INFORMATION GIVEN:
_ _ _ _ _ _ _

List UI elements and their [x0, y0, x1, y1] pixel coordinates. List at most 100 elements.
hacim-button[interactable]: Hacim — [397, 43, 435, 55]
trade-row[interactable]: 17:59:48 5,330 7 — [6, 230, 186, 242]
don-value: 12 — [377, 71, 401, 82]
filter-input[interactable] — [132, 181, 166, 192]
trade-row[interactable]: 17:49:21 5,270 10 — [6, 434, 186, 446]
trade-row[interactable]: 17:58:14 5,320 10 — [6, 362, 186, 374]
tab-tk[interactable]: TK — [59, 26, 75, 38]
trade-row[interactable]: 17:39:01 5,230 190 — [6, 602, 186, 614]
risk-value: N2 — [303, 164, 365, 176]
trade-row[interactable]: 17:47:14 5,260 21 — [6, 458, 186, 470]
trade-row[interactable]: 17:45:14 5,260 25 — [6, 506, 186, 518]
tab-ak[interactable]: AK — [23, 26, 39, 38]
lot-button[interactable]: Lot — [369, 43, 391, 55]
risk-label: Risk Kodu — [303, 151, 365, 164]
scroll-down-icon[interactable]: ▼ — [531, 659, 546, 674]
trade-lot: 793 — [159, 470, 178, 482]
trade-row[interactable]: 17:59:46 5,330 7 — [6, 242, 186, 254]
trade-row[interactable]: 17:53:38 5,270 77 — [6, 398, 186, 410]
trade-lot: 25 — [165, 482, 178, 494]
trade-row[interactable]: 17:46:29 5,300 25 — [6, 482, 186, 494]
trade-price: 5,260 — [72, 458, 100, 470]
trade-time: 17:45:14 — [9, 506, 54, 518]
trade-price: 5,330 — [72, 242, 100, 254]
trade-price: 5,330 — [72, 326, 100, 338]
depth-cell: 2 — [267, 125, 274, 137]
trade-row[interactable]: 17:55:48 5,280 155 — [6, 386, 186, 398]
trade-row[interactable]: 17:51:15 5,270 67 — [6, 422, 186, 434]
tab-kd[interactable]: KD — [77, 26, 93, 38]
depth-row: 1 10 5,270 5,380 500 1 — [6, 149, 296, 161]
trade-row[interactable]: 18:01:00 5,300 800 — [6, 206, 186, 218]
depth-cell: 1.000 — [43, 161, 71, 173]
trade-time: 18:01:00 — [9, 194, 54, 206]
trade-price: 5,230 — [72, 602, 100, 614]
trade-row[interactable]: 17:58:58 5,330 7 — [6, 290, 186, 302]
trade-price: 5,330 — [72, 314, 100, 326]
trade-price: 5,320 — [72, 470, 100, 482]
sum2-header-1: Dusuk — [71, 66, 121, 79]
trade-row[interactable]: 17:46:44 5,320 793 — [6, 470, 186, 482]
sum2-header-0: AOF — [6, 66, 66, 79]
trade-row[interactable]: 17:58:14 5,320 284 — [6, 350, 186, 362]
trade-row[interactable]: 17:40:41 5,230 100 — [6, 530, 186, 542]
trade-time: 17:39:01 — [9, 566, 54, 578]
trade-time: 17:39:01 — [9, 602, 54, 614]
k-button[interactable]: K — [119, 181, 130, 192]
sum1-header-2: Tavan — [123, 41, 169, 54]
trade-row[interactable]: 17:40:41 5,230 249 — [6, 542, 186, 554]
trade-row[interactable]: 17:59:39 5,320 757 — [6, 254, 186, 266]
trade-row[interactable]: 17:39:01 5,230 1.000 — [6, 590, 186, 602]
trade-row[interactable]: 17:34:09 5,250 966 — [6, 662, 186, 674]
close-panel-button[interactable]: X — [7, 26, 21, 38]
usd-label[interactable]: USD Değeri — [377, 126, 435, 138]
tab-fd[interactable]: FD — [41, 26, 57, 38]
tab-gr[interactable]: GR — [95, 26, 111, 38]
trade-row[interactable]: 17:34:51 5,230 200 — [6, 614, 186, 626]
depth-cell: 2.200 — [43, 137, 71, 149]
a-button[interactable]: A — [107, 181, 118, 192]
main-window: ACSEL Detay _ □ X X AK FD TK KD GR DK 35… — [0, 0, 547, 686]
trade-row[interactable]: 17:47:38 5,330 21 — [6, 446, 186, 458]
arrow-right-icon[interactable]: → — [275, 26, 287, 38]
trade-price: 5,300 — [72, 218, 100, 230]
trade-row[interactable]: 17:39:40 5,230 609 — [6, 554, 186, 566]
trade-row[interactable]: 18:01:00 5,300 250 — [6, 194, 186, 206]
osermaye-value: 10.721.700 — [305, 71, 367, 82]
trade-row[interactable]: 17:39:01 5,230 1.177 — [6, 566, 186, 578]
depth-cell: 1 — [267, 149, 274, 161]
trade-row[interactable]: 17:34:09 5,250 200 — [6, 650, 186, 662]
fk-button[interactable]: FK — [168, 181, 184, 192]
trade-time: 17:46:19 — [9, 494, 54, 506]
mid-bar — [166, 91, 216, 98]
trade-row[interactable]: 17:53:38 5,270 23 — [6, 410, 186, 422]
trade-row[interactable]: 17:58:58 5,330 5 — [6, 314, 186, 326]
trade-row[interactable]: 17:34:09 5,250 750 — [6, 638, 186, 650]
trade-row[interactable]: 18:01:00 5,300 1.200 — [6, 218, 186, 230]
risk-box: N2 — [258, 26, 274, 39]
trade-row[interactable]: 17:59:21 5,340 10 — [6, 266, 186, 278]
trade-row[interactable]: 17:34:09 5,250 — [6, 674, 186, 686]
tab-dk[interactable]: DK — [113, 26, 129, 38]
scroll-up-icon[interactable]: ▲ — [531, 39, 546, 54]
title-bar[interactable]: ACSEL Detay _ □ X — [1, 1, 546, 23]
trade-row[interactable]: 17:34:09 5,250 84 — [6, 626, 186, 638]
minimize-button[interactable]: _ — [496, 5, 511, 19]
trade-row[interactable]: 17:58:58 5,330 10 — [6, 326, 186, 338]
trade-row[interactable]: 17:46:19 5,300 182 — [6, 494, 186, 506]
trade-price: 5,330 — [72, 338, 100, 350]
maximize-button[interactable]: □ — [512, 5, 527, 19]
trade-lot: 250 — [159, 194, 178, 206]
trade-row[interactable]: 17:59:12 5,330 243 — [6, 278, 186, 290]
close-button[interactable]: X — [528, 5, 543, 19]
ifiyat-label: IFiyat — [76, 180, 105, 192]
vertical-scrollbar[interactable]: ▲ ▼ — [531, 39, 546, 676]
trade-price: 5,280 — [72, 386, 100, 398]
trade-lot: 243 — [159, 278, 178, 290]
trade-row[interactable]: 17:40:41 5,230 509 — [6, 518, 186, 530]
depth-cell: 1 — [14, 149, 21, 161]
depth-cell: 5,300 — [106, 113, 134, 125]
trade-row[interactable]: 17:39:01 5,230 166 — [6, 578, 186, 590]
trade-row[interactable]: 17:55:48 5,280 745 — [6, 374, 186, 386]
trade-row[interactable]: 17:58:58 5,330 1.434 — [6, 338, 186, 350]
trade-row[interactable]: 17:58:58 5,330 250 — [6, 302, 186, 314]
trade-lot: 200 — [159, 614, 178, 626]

_ _ _ _ _ _ _

GIVEN PROBLEM: Please rewrite the listing above as a numbered list, with any blank lines left out.

SOLUTION TO THIS PROBLEM:
1. List UI elements and their [x0, y0, x1, y1] pixel coordinates. List at most 100 elements.
2. hacim-button[interactable]: Hacim — [397, 43, 435, 55]
3. trade-row[interactable]: 17:59:48 5,330 7 — [6, 230, 186, 242]
4. don-value: 12 — [377, 71, 401, 82]
5. filter-input[interactable] — [132, 181, 166, 192]
6. trade-row[interactable]: 17:49:21 5,270 10 — [6, 434, 186, 446]
7. trade-row[interactable]: 17:58:14 5,320 10 — [6, 362, 186, 374]
8. tab-tk[interactable]: TK — [59, 26, 75, 38]
9. trade-row[interactable]: 17:39:01 5,230 190 — [6, 602, 186, 614]
10. risk-value: N2 — [303, 164, 365, 176]
11. trade-row[interactable]: 17:47:14 5,260 21 — [6, 458, 186, 470]
12. trade-row[interactable]: 17:45:14 5,260 25 — [6, 506, 186, 518]
13. tab-ak[interactable]: AK — [23, 26, 39, 38]
14. lot-button[interactable]: Lot — [369, 43, 391, 55]
15. risk-label: Risk Kodu — [303, 151, 365, 164]
16. scroll-down-icon[interactable]: ▼ — [531, 659, 546, 674]
17. trade-lot: 793 — [159, 470, 178, 482]
18. trade-row[interactable]: 17:59:46 5,330 7 — [6, 242, 186, 254]
19. trade-row[interactable]: 17:53:38 5,270 77 — [6, 398, 186, 410]
20. trade-lot: 25 — [165, 482, 178, 494]
21. trade-row[interactable]: 17:46:29 5,300 25 — [6, 482, 186, 494]
22. trade-price: 5,260 — [72, 458, 100, 470]
23. trade-time: 17:45:14 — [9, 506, 54, 518]
24. trade-price: 5,330 — [72, 242, 100, 254]
25. trade-price: 5,330 — [72, 326, 100, 338]
26. depth-cell: 2 — [267, 125, 274, 137]
27. trade-row[interactable]: 17:55:48 5,280 155 — [6, 386, 186, 398]
28. trade-row[interactable]: 17:51:15 5,270 67 — [6, 422, 186, 434]
29. tab-kd[interactable]: KD — [77, 26, 93, 38]
30. depth-row: 1 10 5,270 5,380 500 1 — [6, 149, 296, 161]
31. trade-row[interactable]: 18:01:00 5,300 800 — [6, 206, 186, 218]
32. depth-cell: 1.000 — [43, 161, 71, 173]
33. trade-time: 18:01:00 — [9, 194, 54, 206]
34. trade-price: 5,230 — [72, 602, 100, 614]
35. trade-row[interactable]: 17:58:58 5,330 7 — [6, 290, 186, 302]
36. trade-price: 5,330 — [72, 314, 100, 326]
37. trade-price: 5,320 — [72, 470, 100, 482]
38. sum2-header-1: Dusuk — [71, 66, 121, 79]
39. trade-row[interactable]: 17:46:44 5,320 793 — [6, 470, 186, 482]
40. sum2-header-0: AOF — [6, 66, 66, 79]
41. trade-row[interactable]: 17:58:14 5,320 284 — [6, 350, 186, 362]
42. trade-row[interactable]: 17:40:41 5,230 100 — [6, 530, 186, 542]
43. trade-time: 17:39:01 — [9, 566, 54, 578]
44. trade-time: 17:39:01 — [9, 602, 54, 614]
45. k-button[interactable]: K — [119, 181, 130, 192]
46. sum1-header-2: Tavan — [123, 41, 169, 54]
47. trade-row[interactable]: 17:40:41 5,230 249 — [6, 542, 186, 554]
48. trade-row[interactable]: 17:59:39 5,320 757 — [6, 254, 186, 266]
49. trade-row[interactable]: 17:39:01 5,230 1.000 — [6, 590, 186, 602]
50. trade-row[interactable]: 17:34:09 5,250 966 — [6, 662, 186, 674]
51. close-panel-button[interactable]: X — [7, 26, 21, 38]
52. usd-label[interactable]: USD Değeri — [377, 126, 435, 138]
53. tab-fd[interactable]: FD — [41, 26, 57, 38]
54. tab-gr[interactable]: GR — [95, 26, 111, 38]
55. trade-row[interactable]: 17:34:51 5,230 200 — [6, 614, 186, 626]
56. depth-cell: 2.200 — [43, 137, 71, 149]
57. a-button[interactable]: A — [107, 181, 118, 192]
58. main-window: ACSEL Detay _ □ X X AK FD TK KD GR DK 35… — [0, 0, 547, 686]
59. trade-row[interactable]: 17:47:38 5,330 21 — [6, 446, 186, 458]
60. arrow-right-icon[interactable]: → — [275, 26, 287, 38]
61. trade-price: 5,300 — [72, 218, 100, 230]
62. trade-row[interactable]: 17:39:40 5,230 609 — [6, 554, 186, 566]
63. trade-row[interactable]: 18:01:00 5,300 250 — [6, 194, 186, 206]
64. osermaye-value: 10.721.700 — [305, 71, 367, 82]
65. trade-row[interactable]: 17:39:01 5,230 1.177 — [6, 566, 186, 578]
66. depth-cell: 1 — [267, 149, 274, 161]
67. trade-row[interactable]: 17:34:09 5,250 200 — [6, 650, 186, 662]
68. fk-button[interactable]: FK — [168, 181, 184, 192]
69. trade-time: 17:46:19 — [9, 494, 54, 506]
70. mid-bar — [166, 91, 216, 98]
71. trade-row[interactable]: 17:53:38 5,270 23 — [6, 410, 186, 422]
72. trade-row[interactable]: 17:58:58 5,330 5 — [6, 314, 186, 326]
73. trade-row[interactable]: 17:34:09 5,250 750 — [6, 638, 186, 650]
74. trade-row[interactable]: 18:01:00 5,300 1.200 — [6, 218, 186, 230]
75. risk-box: N2 — [258, 26, 274, 39]
76. trade-row[interactable]: 17:59:21 5,340 10 — [6, 266, 186, 278]
77. trade-row[interactable]: 17:34:09 5,250 — [6, 674, 186, 686]
78. tab-dk[interactable]: DK — [113, 26, 129, 38]
79. scroll-up-icon[interactable]: ▲ — [531, 39, 546, 54]
80. title-bar[interactable]: ACSEL Detay _ □ X — [1, 1, 546, 23]
81. trade-row[interactable]: 17:34:09 5,250 84 — [6, 626, 186, 638]
82. minimize-button[interactable]: _ — [496, 5, 511, 19]
83. trade-row[interactable]: 17:58:58 5,330 10 — [6, 326, 186, 338]
84. trade-row[interactable]: 17:46:19 5,300 182 — [6, 494, 186, 506]
85. trade-price: 5,330 — [72, 338, 100, 350]
86. maximize-button[interactable]: □ — [512, 5, 527, 19]
87. trade-lot: 250 — [159, 194, 178, 206]
88. trade-row[interactable]: 17:59:12 5,330 243 — [6, 278, 186, 290]
89. close-button[interactable]: X — [528, 5, 543, 19]
90. ifiyat-label: IFiyat — [76, 180, 105, 192]
91. vertical-scrollbar[interactable]: ▲ ▼ — [531, 39, 546, 676]
92. trade-price: 5,280 — [72, 386, 100, 398]
93. trade-lot: 243 — [159, 278, 178, 290]
94. trade-row[interactable]: 17:40:41 5,230 509 — [6, 518, 186, 530]
95. depth-cell: 1 — [14, 149, 21, 161]
96. depth-cell: 5,300 — [106, 113, 134, 125]
97. trade-row[interactable]: 17:39:01 5,230 166 — [6, 578, 186, 590]
98. trade-row[interactable]: 17:55:48 5,280 745 — [6, 374, 186, 386]
99. trade-row[interactable]: 17:58:58 5,330 1.434 — [6, 338, 186, 350]
100. trade-row[interactable]: 17:58:58 5,330 250 — [6, 302, 186, 314]
101. trade-lot: 200 — [159, 614, 178, 626]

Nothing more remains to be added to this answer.